§ **Task prompt**
Go through the material and write it all out exactly, minus the pictures.

(Figure contents as structured data)
===
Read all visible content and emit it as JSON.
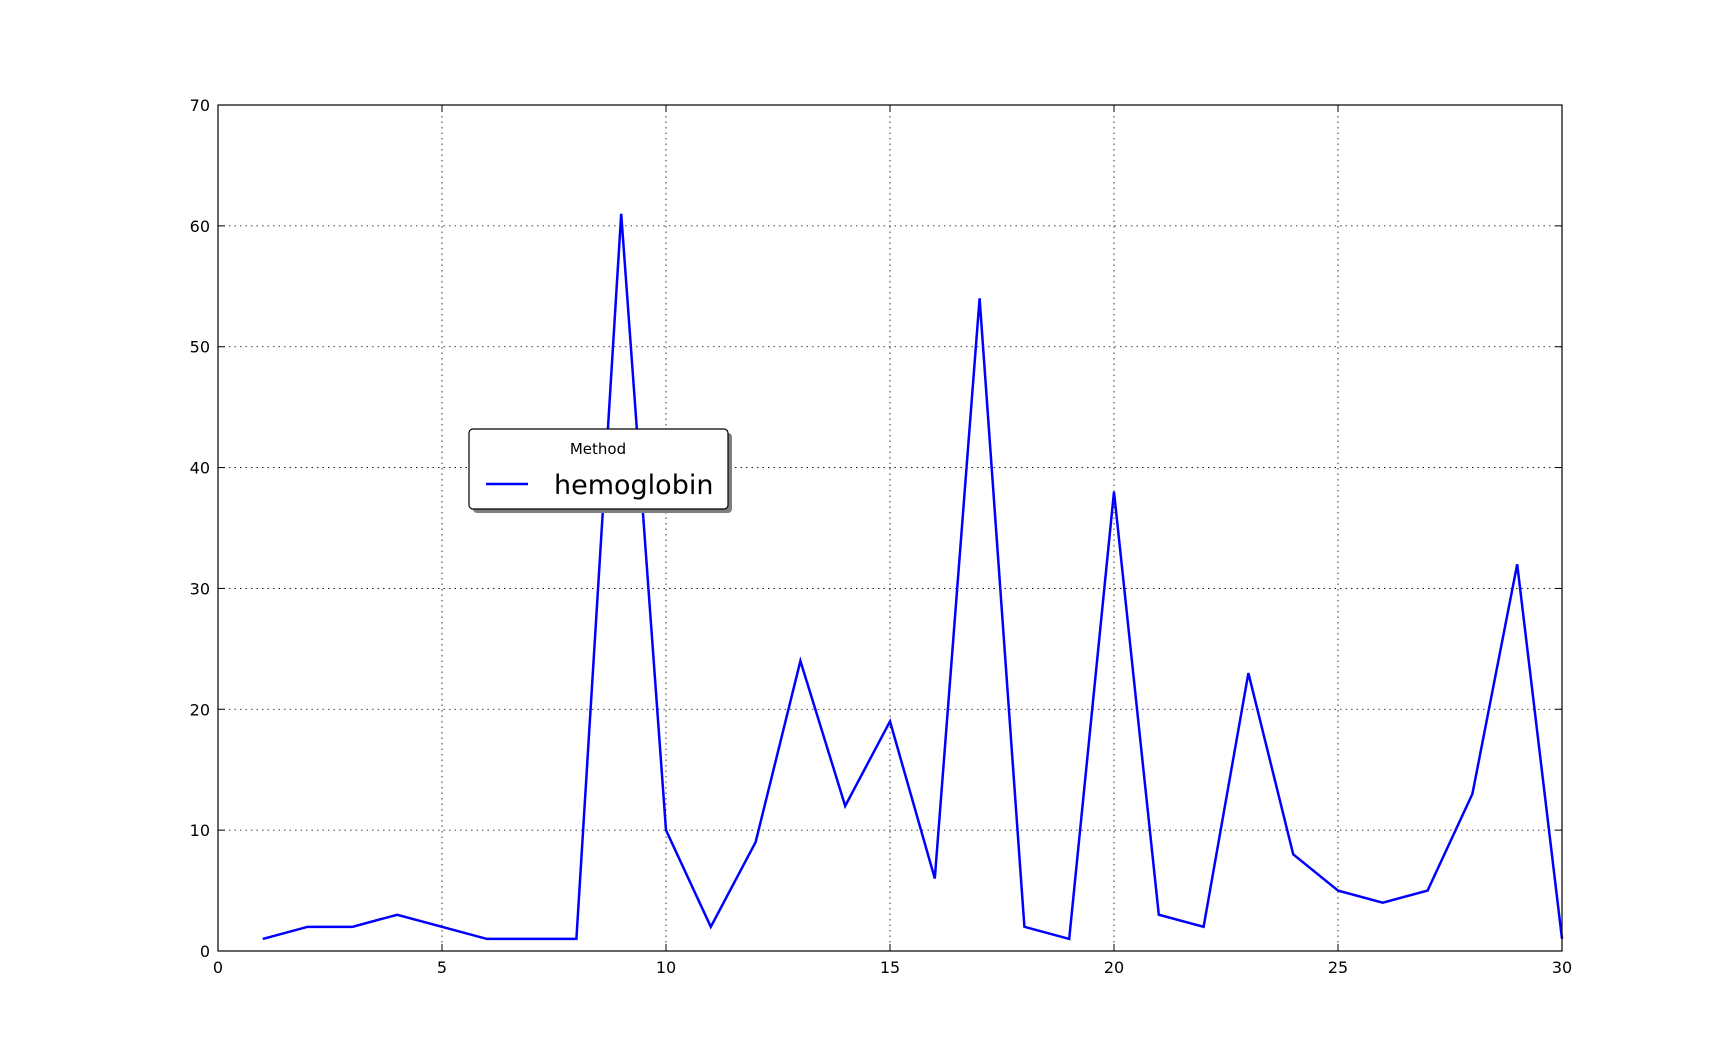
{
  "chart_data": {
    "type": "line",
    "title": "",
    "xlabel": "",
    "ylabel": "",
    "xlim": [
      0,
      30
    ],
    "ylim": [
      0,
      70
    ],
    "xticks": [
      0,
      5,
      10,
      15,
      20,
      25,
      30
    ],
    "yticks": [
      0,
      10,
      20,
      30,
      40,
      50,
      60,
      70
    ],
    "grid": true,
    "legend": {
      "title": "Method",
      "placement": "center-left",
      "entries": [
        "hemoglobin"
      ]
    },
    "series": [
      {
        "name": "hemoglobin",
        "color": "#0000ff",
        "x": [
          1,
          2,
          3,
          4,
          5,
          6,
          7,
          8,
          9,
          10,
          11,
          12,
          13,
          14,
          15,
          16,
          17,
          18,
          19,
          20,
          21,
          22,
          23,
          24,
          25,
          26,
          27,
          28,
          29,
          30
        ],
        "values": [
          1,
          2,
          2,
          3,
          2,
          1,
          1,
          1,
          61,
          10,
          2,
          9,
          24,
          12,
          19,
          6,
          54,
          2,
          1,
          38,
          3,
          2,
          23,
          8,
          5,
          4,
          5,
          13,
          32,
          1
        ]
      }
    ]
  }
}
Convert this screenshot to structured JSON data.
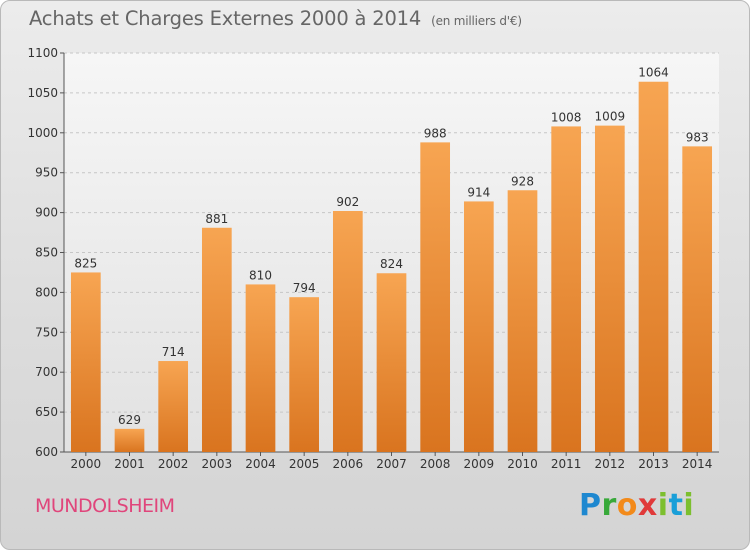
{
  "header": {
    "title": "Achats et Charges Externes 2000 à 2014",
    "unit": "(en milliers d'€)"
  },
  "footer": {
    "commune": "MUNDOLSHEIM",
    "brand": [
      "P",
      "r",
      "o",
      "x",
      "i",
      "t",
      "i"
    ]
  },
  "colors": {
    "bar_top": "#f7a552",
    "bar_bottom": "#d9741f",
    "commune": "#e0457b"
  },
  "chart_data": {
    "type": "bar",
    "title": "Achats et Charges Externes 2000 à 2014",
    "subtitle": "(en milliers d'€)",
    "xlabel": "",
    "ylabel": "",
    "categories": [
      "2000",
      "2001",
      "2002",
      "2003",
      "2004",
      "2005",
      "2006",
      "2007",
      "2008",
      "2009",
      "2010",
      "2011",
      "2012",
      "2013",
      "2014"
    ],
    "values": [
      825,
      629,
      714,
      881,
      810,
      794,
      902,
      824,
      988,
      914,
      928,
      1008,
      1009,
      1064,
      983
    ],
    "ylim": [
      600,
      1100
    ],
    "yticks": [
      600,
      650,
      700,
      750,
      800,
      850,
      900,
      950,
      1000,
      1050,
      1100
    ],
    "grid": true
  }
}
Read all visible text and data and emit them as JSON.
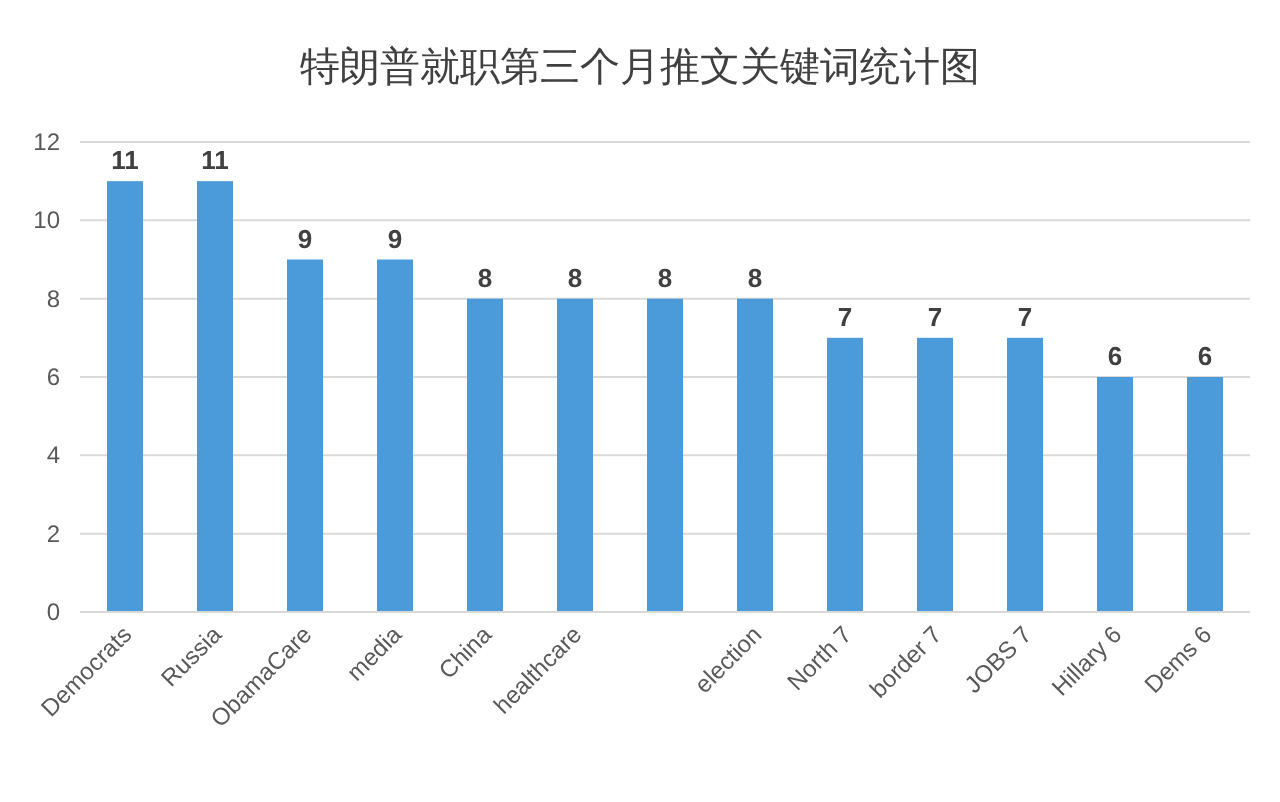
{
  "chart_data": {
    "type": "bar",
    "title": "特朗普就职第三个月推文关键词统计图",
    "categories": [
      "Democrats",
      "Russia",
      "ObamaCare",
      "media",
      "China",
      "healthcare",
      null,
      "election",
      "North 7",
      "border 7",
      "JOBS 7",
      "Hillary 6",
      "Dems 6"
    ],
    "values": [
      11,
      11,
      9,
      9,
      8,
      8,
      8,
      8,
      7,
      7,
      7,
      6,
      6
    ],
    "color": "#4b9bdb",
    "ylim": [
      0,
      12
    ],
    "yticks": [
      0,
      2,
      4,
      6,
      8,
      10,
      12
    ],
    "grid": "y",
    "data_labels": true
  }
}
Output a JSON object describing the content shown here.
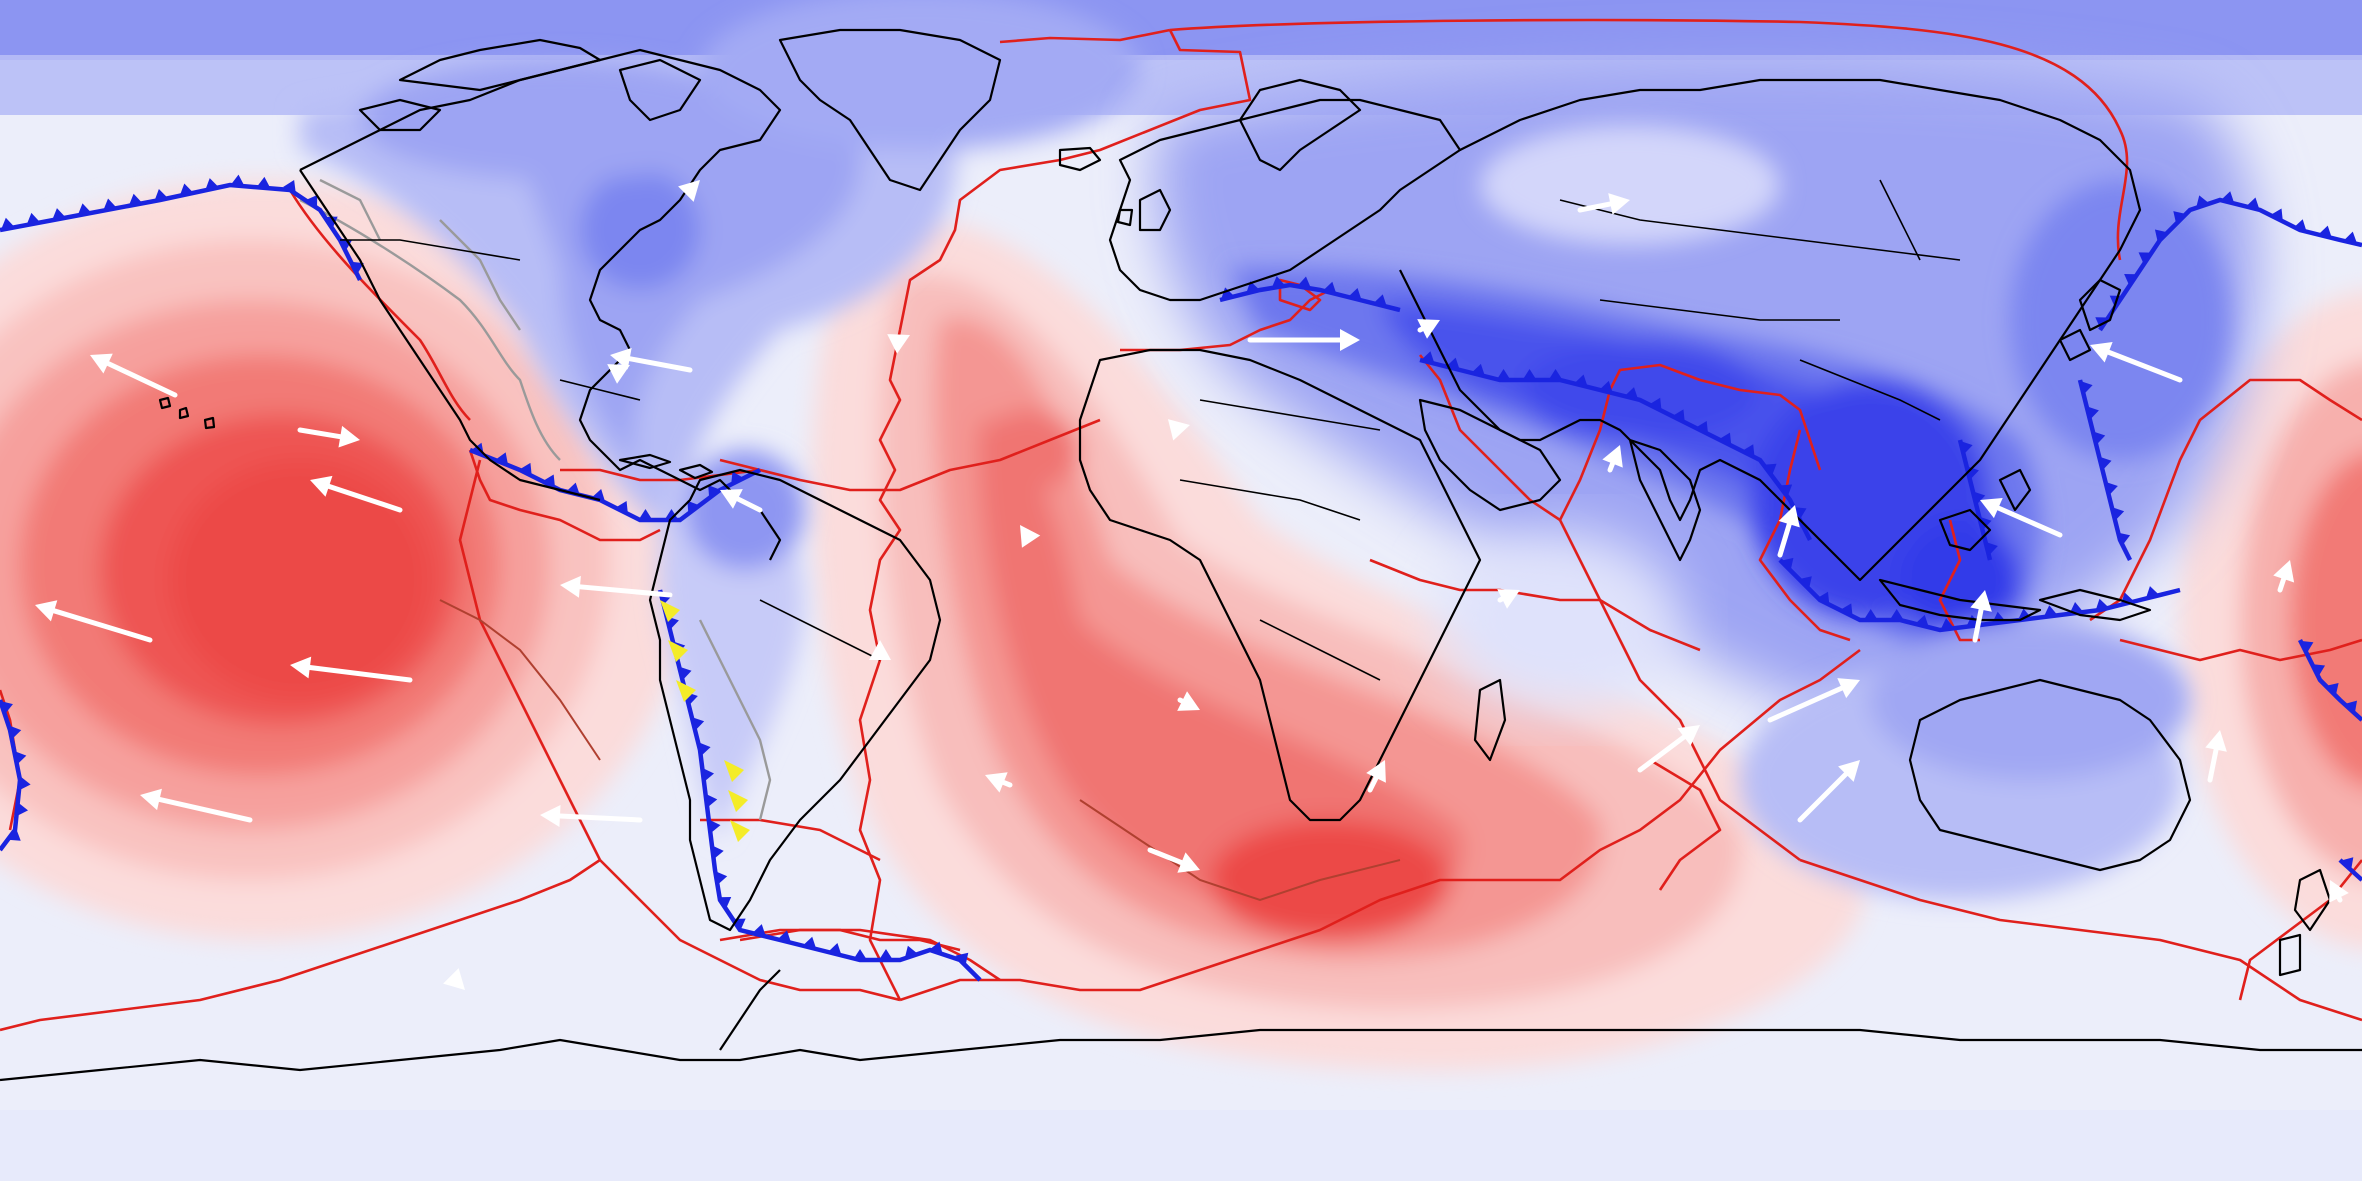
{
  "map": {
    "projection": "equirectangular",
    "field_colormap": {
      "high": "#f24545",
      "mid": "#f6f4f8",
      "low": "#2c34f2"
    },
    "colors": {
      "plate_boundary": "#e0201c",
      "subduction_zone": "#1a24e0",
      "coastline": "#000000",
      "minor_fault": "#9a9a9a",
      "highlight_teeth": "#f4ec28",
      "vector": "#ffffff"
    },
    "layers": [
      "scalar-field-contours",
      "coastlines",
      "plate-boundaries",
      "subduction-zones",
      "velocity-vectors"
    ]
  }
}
===
§ **Solution for this task**
Read all visible content and emit it as JSON.
{
  "chart_data": {
    "type": "line",
    "title": "",
    "xlabel": "",
    "ylabel": "",
    "xlim": [
      0,
      30
    ],
    "ylim": [
      0,
      70
    ],
    "xticks": [
      0,
      5,
      10,
      15,
      20,
      25,
      30
    ],
    "yticks": [
      0,
      10,
      20,
      30,
      40,
      50,
      60,
      70
    ],
    "grid": true,
    "legend": {
      "title": "Method",
      "placement": "center-left",
      "entries": [
        "hemoglobin"
      ]
    },
    "series": [
      {
        "name": "hemoglobin",
        "color": "#0000ff",
        "x": [
          1,
          2,
          3,
          4,
          5,
          6,
          7,
          8,
          9,
          10,
          11,
          12,
          13,
          14,
          15,
          16,
          17,
          18,
          19,
          20,
          21,
          22,
          23,
          24,
          25,
          26,
          27,
          28,
          29,
          30
        ],
        "values": [
          1,
          2,
          2,
          3,
          2,
          1,
          1,
          1,
          61,
          10,
          2,
          9,
          24,
          12,
          19,
          6,
          54,
          2,
          1,
          38,
          3,
          2,
          23,
          8,
          5,
          4,
          5,
          13,
          32,
          1
        ]
      }
    ]
  }
}
Convert this screenshot to structured JSON data.
{
  "header": {
    "title": "Achats et Charges Externes 2000 à 2014",
    "unit": "(en milliers d'€)"
  },
  "footer": {
    "commune": "MUNDOLSHEIM",
    "brand": [
      "P",
      "r",
      "o",
      "x",
      "i",
      "t",
      "i"
    ]
  },
  "colors": {
    "bar_top": "#f7a552",
    "bar_bottom": "#d9741f",
    "commune": "#e0457b"
  },
  "chart_data": {
    "type": "bar",
    "title": "Achats et Charges Externes 2000 à 2014",
    "subtitle": "(en milliers d'€)",
    "xlabel": "",
    "ylabel": "",
    "categories": [
      "2000",
      "2001",
      "2002",
      "2003",
      "2004",
      "2005",
      "2006",
      "2007",
      "2008",
      "2009",
      "2010",
      "2011",
      "2012",
      "2013",
      "2014"
    ],
    "values": [
      825,
      629,
      714,
      881,
      810,
      794,
      902,
      824,
      988,
      914,
      928,
      1008,
      1009,
      1064,
      983
    ],
    "ylim": [
      600,
      1100
    ],
    "yticks": [
      600,
      650,
      700,
      750,
      800,
      850,
      900,
      950,
      1000,
      1050,
      1100
    ],
    "grid": true
  }
}
Read all visible text and data and emit them as JSON.
{
  "chart_data": {
    "type": "bar",
    "title": "特朗普就职第三个月推文关键词统计图",
    "categories": [
      "Democrats",
      "Russia",
      "ObamaCare",
      "media",
      "China",
      "healthcare",
      null,
      "election",
      "North 7",
      "border 7",
      "JOBS 7",
      "Hillary 6",
      "Dems 6"
    ],
    "values": [
      11,
      11,
      9,
      9,
      8,
      8,
      8,
      8,
      7,
      7,
      7,
      6,
      6
    ],
    "color": "#4b9bdb",
    "ylim": [
      0,
      12
    ],
    "yticks": [
      0,
      2,
      4,
      6,
      8,
      10,
      12
    ],
    "grid": "y",
    "data_labels": true
  }
}
Output a JSON object describing the content shown here.
{
  "map": {
    "projection": "equirectangular",
    "field_colormap": {
      "high": "#f24545",
      "mid": "#f6f4f8",
      "low": "#2c34f2"
    },
    "colors": {
      "plate_boundary": "#e0201c",
      "subduction_zone": "#1a24e0",
      "coastline": "#000000",
      "minor_fault": "#9a9a9a",
      "highlight_teeth": "#f4ec28",
      "vector": "#ffffff"
    },
    "layers": [
      "scalar-field-contours",
      "coastlines",
      "plate-boundaries",
      "subduction-zones",
      "velocity-vectors"
    ]
  }
}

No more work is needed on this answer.